TASK PROMPT:
Return each line of the records holding the string "подготовке".

►

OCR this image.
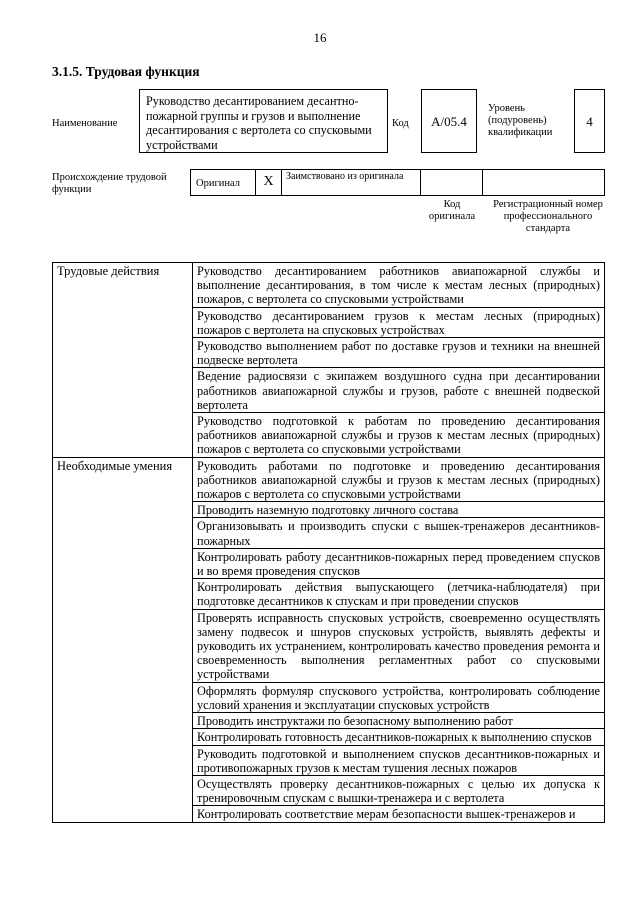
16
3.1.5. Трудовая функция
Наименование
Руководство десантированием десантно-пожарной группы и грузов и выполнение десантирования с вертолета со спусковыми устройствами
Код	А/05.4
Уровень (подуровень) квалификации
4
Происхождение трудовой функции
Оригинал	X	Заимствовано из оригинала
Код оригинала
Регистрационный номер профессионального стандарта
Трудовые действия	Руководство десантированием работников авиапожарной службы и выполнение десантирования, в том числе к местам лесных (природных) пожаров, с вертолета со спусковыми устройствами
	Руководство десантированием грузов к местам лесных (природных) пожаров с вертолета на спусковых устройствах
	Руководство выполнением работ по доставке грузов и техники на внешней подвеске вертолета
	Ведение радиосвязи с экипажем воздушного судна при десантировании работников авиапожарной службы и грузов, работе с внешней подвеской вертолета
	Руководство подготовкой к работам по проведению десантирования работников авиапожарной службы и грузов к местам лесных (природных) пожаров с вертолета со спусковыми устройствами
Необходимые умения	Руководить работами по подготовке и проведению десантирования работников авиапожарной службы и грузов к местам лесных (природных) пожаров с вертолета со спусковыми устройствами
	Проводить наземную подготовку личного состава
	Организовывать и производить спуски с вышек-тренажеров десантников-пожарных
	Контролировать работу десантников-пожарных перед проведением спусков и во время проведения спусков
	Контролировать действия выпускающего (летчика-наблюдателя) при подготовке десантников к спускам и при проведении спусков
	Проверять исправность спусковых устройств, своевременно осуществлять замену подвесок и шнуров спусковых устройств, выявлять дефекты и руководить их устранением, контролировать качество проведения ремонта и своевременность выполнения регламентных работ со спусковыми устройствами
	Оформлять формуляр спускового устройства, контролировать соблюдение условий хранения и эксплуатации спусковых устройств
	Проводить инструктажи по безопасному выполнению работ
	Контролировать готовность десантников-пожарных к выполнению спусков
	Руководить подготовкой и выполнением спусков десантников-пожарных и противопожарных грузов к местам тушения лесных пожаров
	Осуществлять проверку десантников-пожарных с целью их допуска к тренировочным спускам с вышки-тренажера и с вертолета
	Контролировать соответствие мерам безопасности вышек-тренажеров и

◄
►

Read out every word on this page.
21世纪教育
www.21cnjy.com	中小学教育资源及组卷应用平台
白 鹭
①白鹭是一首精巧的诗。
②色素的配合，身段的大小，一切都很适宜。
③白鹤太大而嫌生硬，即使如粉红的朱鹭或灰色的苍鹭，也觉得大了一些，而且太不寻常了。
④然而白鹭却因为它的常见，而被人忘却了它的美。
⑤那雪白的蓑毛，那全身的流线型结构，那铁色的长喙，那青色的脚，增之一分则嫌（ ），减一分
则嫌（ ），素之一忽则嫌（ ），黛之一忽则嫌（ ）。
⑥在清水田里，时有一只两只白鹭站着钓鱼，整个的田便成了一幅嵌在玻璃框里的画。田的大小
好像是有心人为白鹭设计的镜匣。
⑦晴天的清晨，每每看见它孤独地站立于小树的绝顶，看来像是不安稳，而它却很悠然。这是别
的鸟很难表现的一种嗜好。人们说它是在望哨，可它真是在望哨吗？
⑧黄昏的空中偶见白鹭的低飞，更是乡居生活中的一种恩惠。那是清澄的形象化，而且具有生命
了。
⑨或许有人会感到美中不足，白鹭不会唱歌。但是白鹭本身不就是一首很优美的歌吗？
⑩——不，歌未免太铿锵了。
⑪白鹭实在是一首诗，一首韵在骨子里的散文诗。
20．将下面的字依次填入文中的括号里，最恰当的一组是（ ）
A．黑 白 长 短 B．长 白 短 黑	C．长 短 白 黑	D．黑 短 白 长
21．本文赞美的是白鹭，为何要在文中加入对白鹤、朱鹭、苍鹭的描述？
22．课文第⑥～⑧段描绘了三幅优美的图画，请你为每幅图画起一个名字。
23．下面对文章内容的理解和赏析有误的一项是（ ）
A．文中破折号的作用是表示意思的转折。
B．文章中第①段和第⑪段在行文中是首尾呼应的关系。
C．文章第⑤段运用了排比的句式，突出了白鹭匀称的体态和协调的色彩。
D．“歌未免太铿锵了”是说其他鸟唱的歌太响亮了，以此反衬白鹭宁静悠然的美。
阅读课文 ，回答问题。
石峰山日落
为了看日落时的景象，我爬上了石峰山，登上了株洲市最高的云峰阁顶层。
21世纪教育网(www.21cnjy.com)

◄

EXERCISE SOLUTION:
Необходимые умения	Руководить работами по подготовке и проведению десантирования работников авиапожарной службы и грузов к местам лесных (природных) пожаров с вертолета со спусковыми устройствами
	Контролировать действия выпускающего (летчика-наблюдателя) при подготовке десантников к спускам и при проведении спусков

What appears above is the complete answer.